Exercise details: Every record below is to be retyped exactly.
=======
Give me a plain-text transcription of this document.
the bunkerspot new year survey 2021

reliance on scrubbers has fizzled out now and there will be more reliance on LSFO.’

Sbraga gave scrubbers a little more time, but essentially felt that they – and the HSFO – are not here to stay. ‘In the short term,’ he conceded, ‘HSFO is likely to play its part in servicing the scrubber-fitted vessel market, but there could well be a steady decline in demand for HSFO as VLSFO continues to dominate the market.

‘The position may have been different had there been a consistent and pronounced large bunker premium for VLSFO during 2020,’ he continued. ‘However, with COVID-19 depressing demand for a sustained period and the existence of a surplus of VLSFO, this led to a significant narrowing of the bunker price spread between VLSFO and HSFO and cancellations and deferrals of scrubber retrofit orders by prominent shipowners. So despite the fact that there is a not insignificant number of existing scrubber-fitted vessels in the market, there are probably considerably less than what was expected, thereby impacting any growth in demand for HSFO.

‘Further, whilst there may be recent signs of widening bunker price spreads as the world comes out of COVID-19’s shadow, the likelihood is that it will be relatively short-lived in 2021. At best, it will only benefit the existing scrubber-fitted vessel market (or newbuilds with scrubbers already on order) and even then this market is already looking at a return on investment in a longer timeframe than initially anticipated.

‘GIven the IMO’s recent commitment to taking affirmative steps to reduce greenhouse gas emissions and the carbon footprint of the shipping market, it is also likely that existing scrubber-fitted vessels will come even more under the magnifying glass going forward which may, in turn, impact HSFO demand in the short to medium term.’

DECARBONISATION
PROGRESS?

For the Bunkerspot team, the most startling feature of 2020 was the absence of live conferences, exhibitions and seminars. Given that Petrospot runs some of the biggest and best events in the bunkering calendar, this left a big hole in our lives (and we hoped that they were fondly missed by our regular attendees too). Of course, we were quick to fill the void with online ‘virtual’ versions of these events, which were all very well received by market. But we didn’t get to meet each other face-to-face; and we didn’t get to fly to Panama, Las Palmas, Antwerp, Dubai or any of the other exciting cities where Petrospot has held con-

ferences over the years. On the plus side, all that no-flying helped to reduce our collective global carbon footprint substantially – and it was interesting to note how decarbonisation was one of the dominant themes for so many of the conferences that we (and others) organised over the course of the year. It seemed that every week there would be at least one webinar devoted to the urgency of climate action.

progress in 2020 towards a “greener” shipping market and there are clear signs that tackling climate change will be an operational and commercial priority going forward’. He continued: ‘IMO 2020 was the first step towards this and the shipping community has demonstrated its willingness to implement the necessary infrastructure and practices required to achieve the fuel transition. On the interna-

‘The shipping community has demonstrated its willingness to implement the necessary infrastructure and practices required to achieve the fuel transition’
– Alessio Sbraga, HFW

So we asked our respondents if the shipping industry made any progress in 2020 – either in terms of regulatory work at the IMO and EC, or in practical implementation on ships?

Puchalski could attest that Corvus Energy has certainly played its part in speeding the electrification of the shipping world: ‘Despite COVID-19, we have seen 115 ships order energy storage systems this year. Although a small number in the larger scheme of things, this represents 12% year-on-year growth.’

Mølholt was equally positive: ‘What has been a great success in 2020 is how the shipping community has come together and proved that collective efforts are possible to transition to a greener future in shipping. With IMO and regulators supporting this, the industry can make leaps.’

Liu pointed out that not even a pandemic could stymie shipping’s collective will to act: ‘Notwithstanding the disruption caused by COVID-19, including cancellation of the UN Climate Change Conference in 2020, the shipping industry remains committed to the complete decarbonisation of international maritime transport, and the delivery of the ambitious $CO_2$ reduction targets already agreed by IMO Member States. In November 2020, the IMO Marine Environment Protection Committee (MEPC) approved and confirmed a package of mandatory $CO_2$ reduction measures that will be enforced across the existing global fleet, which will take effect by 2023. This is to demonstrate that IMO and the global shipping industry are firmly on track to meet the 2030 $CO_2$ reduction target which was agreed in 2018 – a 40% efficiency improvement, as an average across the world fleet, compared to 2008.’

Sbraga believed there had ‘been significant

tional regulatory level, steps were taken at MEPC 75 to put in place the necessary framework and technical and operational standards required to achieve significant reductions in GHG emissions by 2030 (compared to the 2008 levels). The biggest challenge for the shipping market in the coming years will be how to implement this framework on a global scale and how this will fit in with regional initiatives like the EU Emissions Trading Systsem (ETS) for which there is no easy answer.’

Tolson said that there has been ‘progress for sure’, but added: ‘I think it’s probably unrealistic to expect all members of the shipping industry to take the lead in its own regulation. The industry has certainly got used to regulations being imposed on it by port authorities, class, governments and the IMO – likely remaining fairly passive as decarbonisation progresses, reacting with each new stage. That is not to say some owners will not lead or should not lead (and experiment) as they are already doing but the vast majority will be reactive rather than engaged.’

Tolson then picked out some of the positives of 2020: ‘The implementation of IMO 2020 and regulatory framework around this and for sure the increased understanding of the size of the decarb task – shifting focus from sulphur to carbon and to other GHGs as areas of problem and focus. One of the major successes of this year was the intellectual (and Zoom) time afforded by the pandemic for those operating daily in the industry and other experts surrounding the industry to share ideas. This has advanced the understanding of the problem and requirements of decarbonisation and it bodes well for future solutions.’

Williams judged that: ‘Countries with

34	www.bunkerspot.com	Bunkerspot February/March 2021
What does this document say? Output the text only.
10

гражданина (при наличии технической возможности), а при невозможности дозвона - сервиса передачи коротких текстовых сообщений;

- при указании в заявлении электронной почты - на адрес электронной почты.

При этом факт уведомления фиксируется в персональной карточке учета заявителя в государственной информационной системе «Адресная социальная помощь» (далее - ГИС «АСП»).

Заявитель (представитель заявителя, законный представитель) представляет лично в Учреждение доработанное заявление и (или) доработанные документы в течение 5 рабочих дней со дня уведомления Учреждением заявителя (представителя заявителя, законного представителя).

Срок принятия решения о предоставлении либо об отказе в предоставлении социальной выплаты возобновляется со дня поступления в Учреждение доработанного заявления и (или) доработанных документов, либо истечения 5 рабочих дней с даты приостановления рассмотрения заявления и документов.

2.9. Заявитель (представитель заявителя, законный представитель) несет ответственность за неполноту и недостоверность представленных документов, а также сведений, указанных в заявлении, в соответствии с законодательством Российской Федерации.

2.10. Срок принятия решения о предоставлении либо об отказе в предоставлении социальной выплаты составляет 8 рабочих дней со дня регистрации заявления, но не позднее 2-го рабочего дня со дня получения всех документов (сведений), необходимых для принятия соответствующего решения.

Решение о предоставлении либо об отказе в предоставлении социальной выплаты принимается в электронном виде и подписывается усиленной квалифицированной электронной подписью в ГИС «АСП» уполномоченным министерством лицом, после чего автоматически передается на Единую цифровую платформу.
=======
Correct response:
Give me a plain-text transcription of this document.
the bunkerspot new year survey 2021

reliance on scrubbers has fizzled out now and there will be more reliance on LSFO.’

Sbraga gave scrubbers a little more time, but essentially felt that they – and the HSFO – are not here to stay. ‘In the short term,’ he conceded, ‘HSFO is likely to play its part in servicing the scrubber-fitted vessel market, but there could well be a steady decline in demand for HSFO as VLSFO continues to dominate the market.

‘The position may have been different had there been a consistent and pronounced large bunker premium for VLSFO during 2020,’ he continued. ‘However, with COVID-19 depressing demand for a sustained period and the existence of a surplus of VLSFO, this led to a significant narrowing of the bunker price spread between VLSFO and HSFO and cancellations and deferrals of scrubber retrofit orders by prominent shipowners. So despite the fact that there is a not insignificant number of existing scrubber-fitted vessels in the market, there are probably considerably less than what was expected, thereby impacting any growth in demand for HSFO.

‘Further, whilst there may be recent signs of widening bunker price spreads as the world comes out of COVID-19’s shadow, the likelihood is that it will be relatively short-lived in 2021. At best, it will only benefit the existing scrubber-fitted vessel market (or newbuilds with scrubbers already on order) and even then this market is already looking at a return on investment in a longer timeframe than initially anticipated.

‘GIven the IMO’s recent commitment to taking affirmative steps to reduce greenhouse gas emissions and the carbon footprint of the shipping market, it is also likely that existing scrubber-fitted vessels will come even more under the magnifying glass going forward which may, in turn, impact HSFO demand in the short to medium term.’

DECARBONISATION
PROGRESS?

For the Bunkerspot team, the most startling feature of 2020 was the absence of live conferences, exhibitions and seminars. Given that Petrospot runs some of the biggest and best events in the bunkering calendar, this left a big hole in our lives (and we hoped that they were fondly missed by our regular attendees too). Of course, we were quick to fill the void with online ‘virtual’ versions of these events, which were all very well received by market. But we didn’t get to meet each other face-to-face; and we didn’t get to fly to Panama, Las Palmas, Antwerp, Dubai or any of the other exciting cities where Petrospot has held con-

ferences over the years. On the plus side, all that no-flying helped to reduce our collective global carbon footprint substantially – and it was interesting to note how decarbonisation was one of the dominant themes for so many of the conferences that we (and others) organised over the course of the year. It seemed that every week there would be at least one webinar devoted to the urgency of climate action.

progress in 2020 towards a “greener” shipping market and there are clear signs that tackling climate change will be an operational and commercial priority going forward’. He continued: ‘IMO 2020 was the first step towards this and the shipping community has demonstrated its willingness to implement the necessary infrastructure and practices required to achieve the fuel transition. On the interna-

‘The shipping community has demonstrated its willingness to implement the necessary infrastructure and practices required to achieve the fuel transition’
– Alessio Sbraga, HFW

So we asked our respondents if the shipping industry made any progress in 2020 – either in terms of regulatory work at the IMO and EC, or in practical implementation on ships?

Puchalski could attest that Corvus Energy has certainly played its part in speeding the electrification of the shipping world: ‘Despite COVID-19, we have seen 115 ships order energy storage systems this year. Although a small number in the larger scheme of things, this represents 12% year-on-year growth.’

Mølholt was equally positive: ‘What has been a great success in 2020 is how the shipping community has come together and proved that collective efforts are possible to transition to a greener future in shipping. With IMO and regulators supporting this, the industry can make leaps.’

Liu pointed out that not even a pandemic could stymie shipping’s collective will to act: ‘Notwithstanding the disruption caused by COVID-19, including cancellation of the UN Climate Change Conference in 2020, the shipping industry remains committed to the complete decarbonisation of international maritime transport, and the delivery of the ambitious $CO_2$ reduction targets already agreed by IMO Member States. In November 2020, the IMO Marine Environment Protection Committee (MEPC) approved and confirmed a package of mandatory $CO_2$ reduction measures that will be enforced across the existing global fleet, which will take effect by 2023. This is to demonstrate that IMO and the global shipping industry are firmly on track to meet the 2030 $CO_2$ reduction target which was agreed in 2018 – a 40% efficiency improvement, as an average across the world fleet, compared to 2008.’

Sbraga believed there had ‘been significant

tional regulatory level, steps were taken at MEPC 75 to put in place the necessary framework and technical and operational standards required to achieve significant reductions in GHG emissions by 2030 (compared to the 2008 levels). The biggest challenge for the shipping market in the coming years will be how to implement this framework on a global scale and how this will fit in with regional initiatives like the EU Emissions Trading Systsem (ETS) for which there is no easy answer.’

Tolson said that there has been ‘progress for sure’, but added: ‘I think it’s probably unrealistic to expect all members of the shipping industry to take the lead in its own regulation. The industry has certainly got used to regulations being imposed on it by port authorities, class, governments and the IMO – likely remaining fairly passive as decarbonisation progresses, reacting with each new stage. That is not to say some owners will not lead or should not lead (and experiment) as they are already doing but the vast majority will be reactive rather than engaged.’

Tolson then picked out some of the positives of 2020: ‘The implementation of IMO 2020 and regulatory framework around this and for sure the increased understanding of the size of the decarb task – shifting focus from sulphur to carbon and to other GHGs as areas of problem and focus. One of the major successes of this year was the intellectual (and Zoom) time afforded by the pandemic for those operating daily in the industry and other experts surrounding the industry to share ideas. This has advanced the understanding of the problem and requirements of decarbonisation and it bodes well for future solutions.’

Williams judged that: ‘Countries with

34	www.bunkerspot.com	Bunkerspot February/March 2021
What does this document say? Output the text only.
10

гражданина (при наличии технической возможности), а при невозможности дозвона - сервиса передачи коротких текстовых сообщений;

- при указании в заявлении электронной почты - на адрес электронной почты.

При этом факт уведомления фиксируется в персональной карточке учета заявителя в государственной информационной системе «Адресная социальная помощь» (далее - ГИС «АСП»).

Заявитель (представитель заявителя, законный представитель) представляет лично в Учреждение доработанное заявление и (или) доработанные документы в течение 5 рабочих дней со дня уведомления Учреждением заявителя (представителя заявителя, законного представителя).

Срок принятия решения о предоставлении либо об отказе в предоставлении социальной выплаты возобновляется со дня поступления в Учреждение доработанного заявления и (или) доработанных документов, либо истечения 5 рабочих дней с даты приостановления рассмотрения заявления и документов.

2.9. Заявитель (представитель заявителя, законный представитель) несет ответственность за неполноту и недостоверность представленных документов, а также сведений, указанных в заявлении, в соответствии с законодательством Российской Федерации.

2.10. Срок принятия решения о предоставлении либо об отказе в предоставлении социальной выплаты составляет 8 рабочих дней со дня регистрации заявления, но не позднее 2-го рабочего дня со дня получения всех документов (сведений), необходимых для принятия соответствующего решения.

Решение о предоставлении либо об отказе в предоставлении социальной выплаты принимается в электронном виде и подписывается усиленной квалифицированной электронной подписью в ГИС «АСП» уполномоченным министерством лицом, после чего автоматически передается на Единую цифровую платформу.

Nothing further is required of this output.